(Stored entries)
----------
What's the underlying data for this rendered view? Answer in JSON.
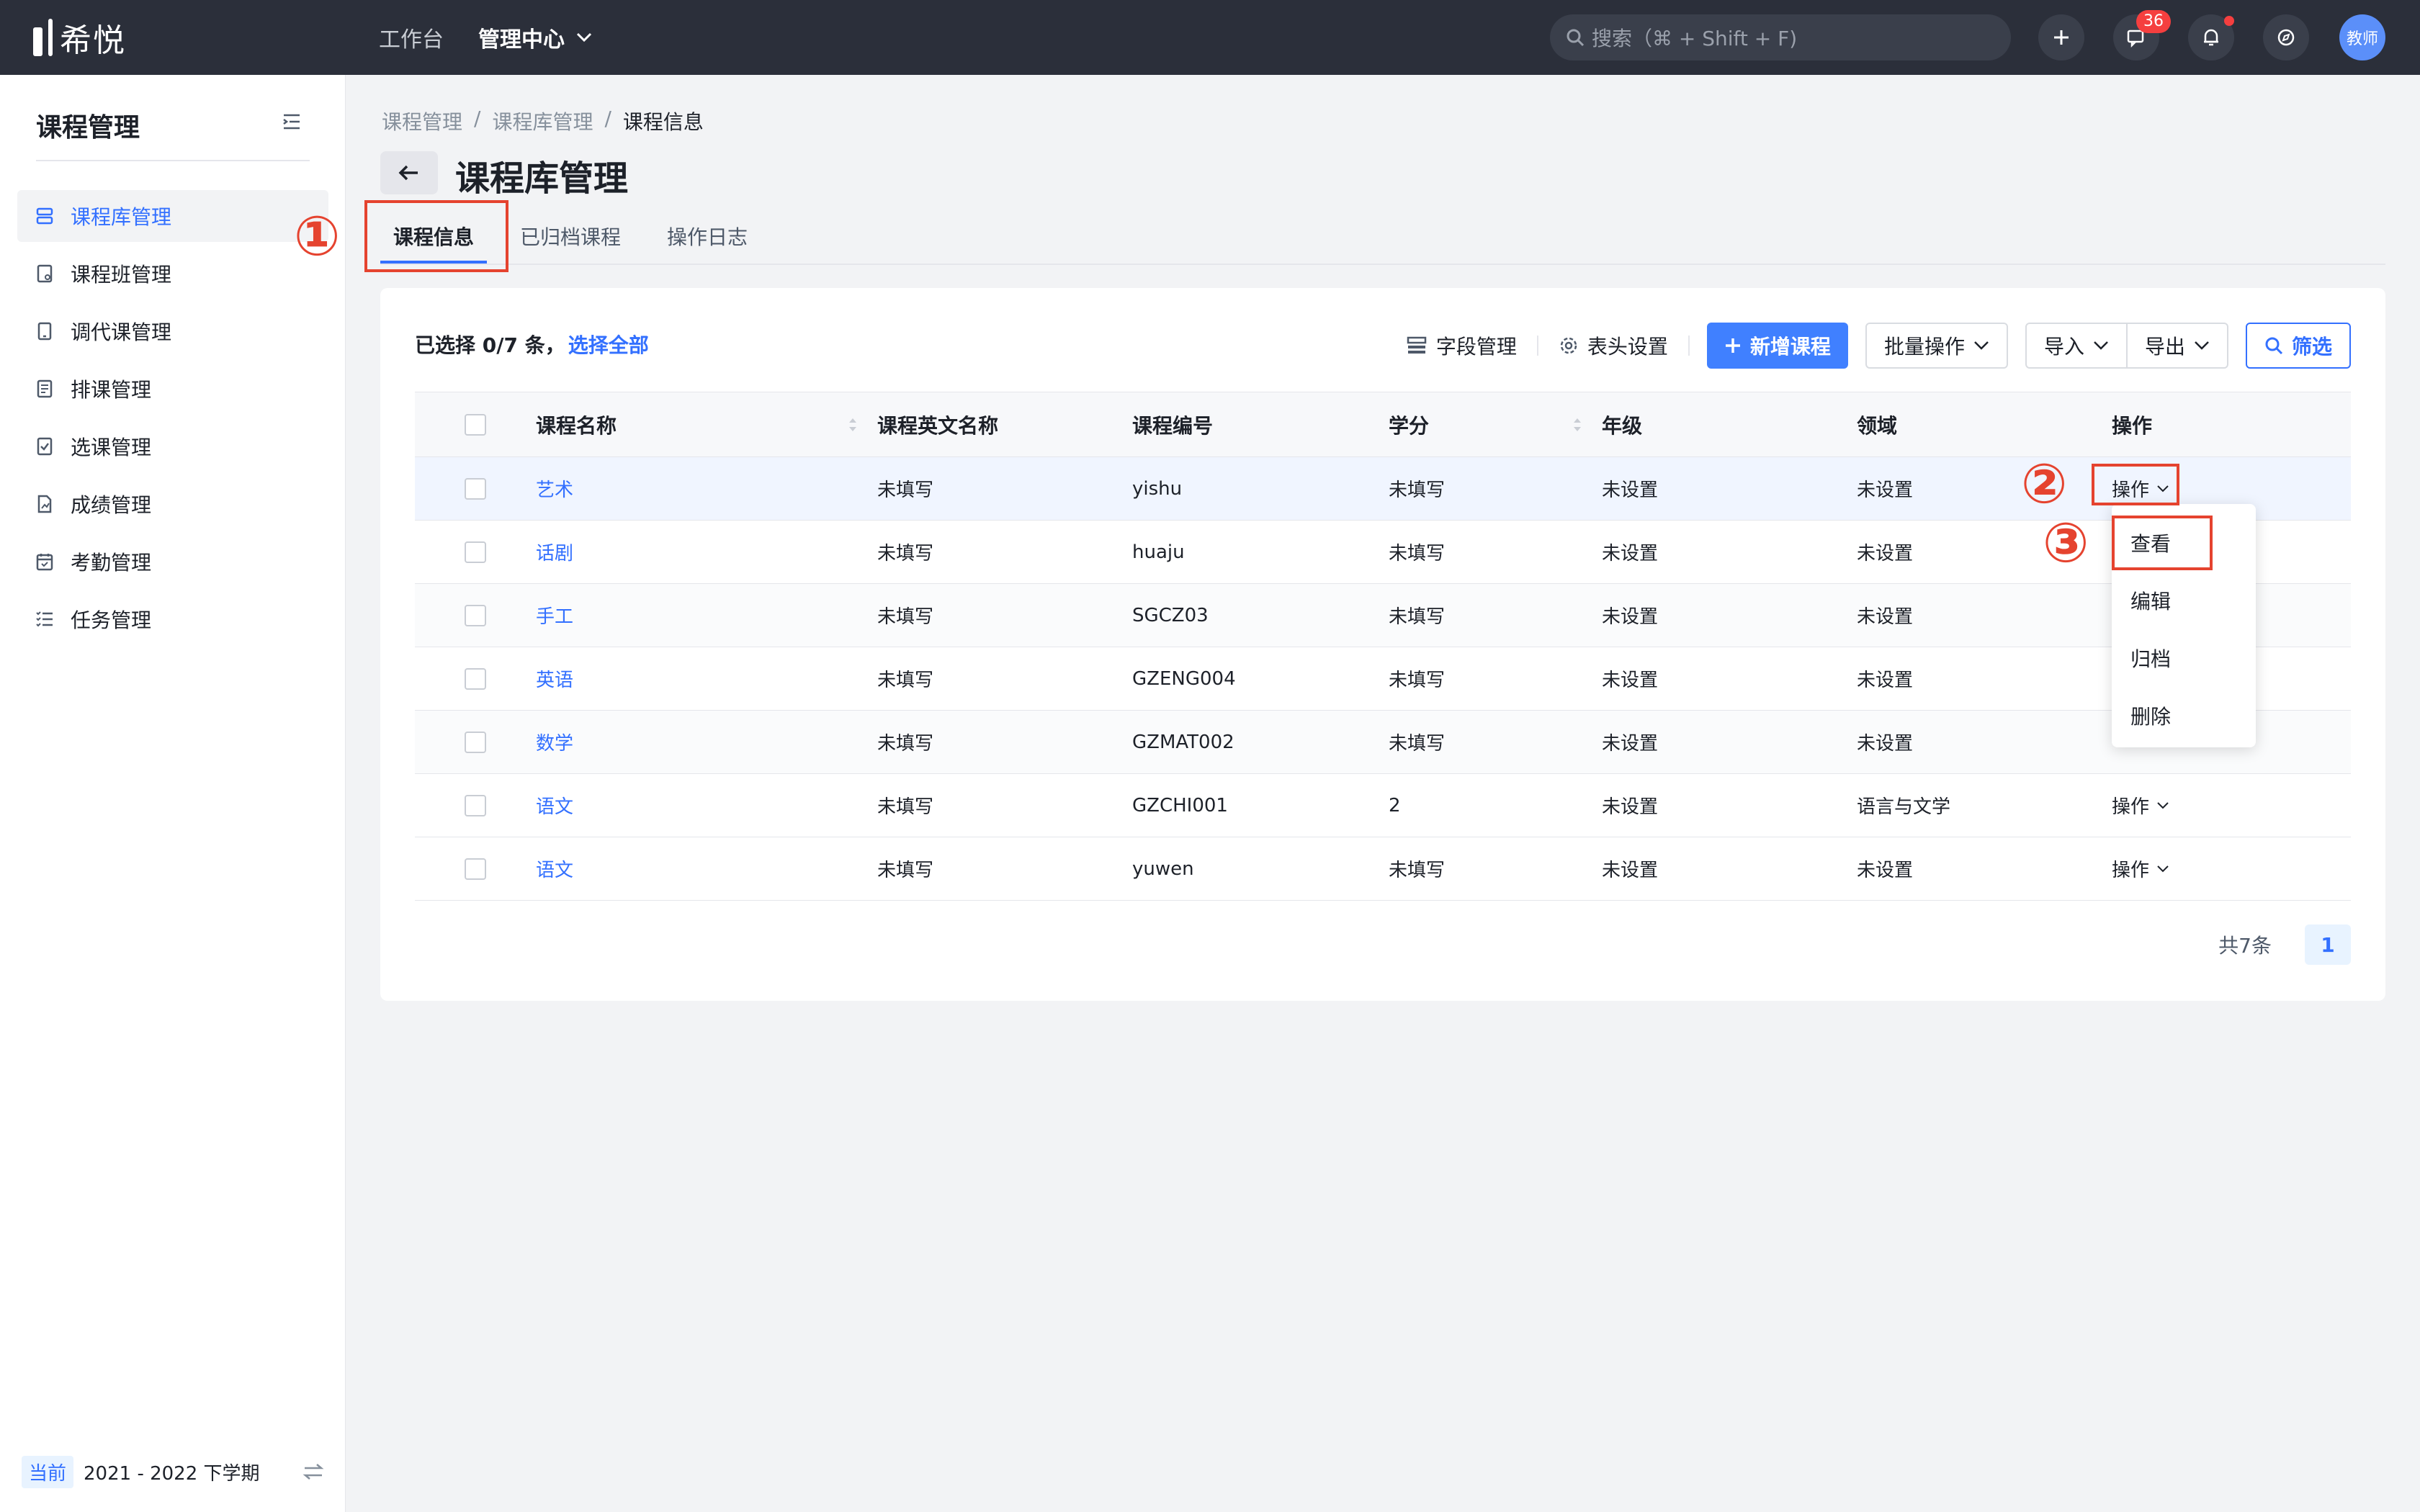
{
  "app": {
    "logo_text": "希悦",
    "top_nav": [
      "工作台",
      "管理中心"
    ],
    "search_placeholder": "搜索（⌘ + Shift + F)",
    "message_badge": "36",
    "avatar_label": "教师"
  },
  "sidebar": {
    "title": "课程管理",
    "items": [
      "课程库管理",
      "课程班管理",
      "调代课管理",
      "排课管理",
      "选课管理",
      "成绩管理",
      "考勤管理",
      "任务管理"
    ],
    "active_index": 0,
    "semester_tag": "当前",
    "semester_value": "2021 - 2022 下学期"
  },
  "breadcrumb": [
    "课程管理",
    "课程库管理",
    "课程信息"
  ],
  "page_title": "课程库管理",
  "tabs": [
    "课程信息",
    "已归档课程",
    "操作日志"
  ],
  "annotations": [
    "①",
    "②",
    "③"
  ],
  "selection": {
    "text": "已选择 0/7 条，",
    "select_all": "选择全部"
  },
  "toolbar": {
    "field_mgmt": "字段管理",
    "header_settings": "表头设置",
    "new_course": "新增课程",
    "batch_ops": "批量操作",
    "import": "导入",
    "export": "导出",
    "filter": "筛选"
  },
  "table": {
    "headers": [
      "课程名称",
      "课程英文名称",
      "课程编号",
      "学分",
      "年级",
      "领域",
      "操作"
    ],
    "rows": [
      {
        "name": "艺术",
        "en": "未填写",
        "code": "yishu",
        "credit": "未填写",
        "grade": "未设置",
        "field": "未设置",
        "op": "操作"
      },
      {
        "name": "话剧",
        "en": "未填写",
        "code": "huaju",
        "credit": "未填写",
        "grade": "未设置",
        "field": "未设置",
        "op": ""
      },
      {
        "name": "手工",
        "en": "未填写",
        "code": "SGCZ03",
        "credit": "未填写",
        "grade": "未设置",
        "field": "未设置",
        "op": ""
      },
      {
        "name": "英语",
        "en": "未填写",
        "code": "GZENG004",
        "credit": "未填写",
        "grade": "未设置",
        "field": "未设置",
        "op": ""
      },
      {
        "name": "数学",
        "en": "未填写",
        "code": "GZMAT002",
        "credit": "未填写",
        "grade": "未设置",
        "field": "未设置",
        "op": ""
      },
      {
        "name": "语文",
        "en": "未填写",
        "code": "GZCHI001",
        "credit": "2",
        "grade": "未设置",
        "field": "语言与文学",
        "op": "操作"
      },
      {
        "name": "语文",
        "en": "未填写",
        "code": "yuwen",
        "credit": "未填写",
        "grade": "未设置",
        "field": "未设置",
        "op": "操作"
      }
    ]
  },
  "dropdown": [
    "查看",
    "编辑",
    "归档",
    "删除"
  ],
  "pagination": {
    "total": "共7条",
    "current": "1"
  },
  "colors": {
    "accent": "#3370ff",
    "annotation": "#e5432f",
    "topbar": "#2b2f3a"
  }
}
----------
Directions for this task
Write every record out again exactly; no pictures belong in the copy.

Complete response
What's the underlying data for this rendered view? Answer in JSON.
{
  "app": {
    "logo_text": "希悦",
    "top_nav": [
      "工作台",
      "管理中心"
    ],
    "search_placeholder": "搜索（⌘ + Shift + F)",
    "message_badge": "36",
    "avatar_label": "教师"
  },
  "sidebar": {
    "title": "课程管理",
    "items": [
      "课程库管理",
      "课程班管理",
      "调代课管理",
      "排课管理",
      "选课管理",
      "成绩管理",
      "考勤管理",
      "任务管理"
    ],
    "active_index": 0,
    "semester_tag": "当前",
    "semester_value": "2021 - 2022 下学期"
  },
  "breadcrumb": [
    "课程管理",
    "课程库管理",
    "课程信息"
  ],
  "page_title": "课程库管理",
  "tabs": [
    "课程信息",
    "已归档课程",
    "操作日志"
  ],
  "annotations": [
    "①",
    "②",
    "③"
  ],
  "selection": {
    "text": "已选择 0/7 条，",
    "select_all": "选择全部"
  },
  "toolbar": {
    "field_mgmt": "字段管理",
    "header_settings": "表头设置",
    "new_course": "新增课程",
    "batch_ops": "批量操作",
    "import": "导入",
    "export": "导出",
    "filter": "筛选"
  },
  "table": {
    "headers": [
      "课程名称",
      "课程英文名称",
      "课程编号",
      "学分",
      "年级",
      "领域",
      "操作"
    ],
    "rows": [
      {
        "name": "艺术",
        "en": "未填写",
        "code": "yishu",
        "credit": "未填写",
        "grade": "未设置",
        "field": "未设置",
        "op": "操作"
      },
      {
        "name": "话剧",
        "en": "未填写",
        "code": "huaju",
        "credit": "未填写",
        "grade": "未设置",
        "field": "未设置",
        "op": ""
      },
      {
        "name": "手工",
        "en": "未填写",
        "code": "SGCZ03",
        "credit": "未填写",
        "grade": "未设置",
        "field": "未设置",
        "op": ""
      },
      {
        "name": "英语",
        "en": "未填写",
        "code": "GZENG004",
        "credit": "未填写",
        "grade": "未设置",
        "field": "未设置",
        "op": ""
      },
      {
        "name": "数学",
        "en": "未填写",
        "code": "GZMAT002",
        "credit": "未填写",
        "grade": "未设置",
        "field": "未设置",
        "op": ""
      },
      {
        "name": "语文",
        "en": "未填写",
        "code": "GZCHI001",
        "credit": "2",
        "grade": "未设置",
        "field": "语言与文学",
        "op": "操作"
      },
      {
        "name": "语文",
        "en": "未填写",
        "code": "yuwen",
        "credit": "未填写",
        "grade": "未设置",
        "field": "未设置",
        "op": "操作"
      }
    ]
  },
  "dropdown": [
    "查看",
    "编辑",
    "归档",
    "删除"
  ],
  "pagination": {
    "total": "共7条",
    "current": "1"
  },
  "colors": {
    "accent": "#3370ff",
    "annotation": "#e5432f",
    "topbar": "#2b2f3a"
  }
}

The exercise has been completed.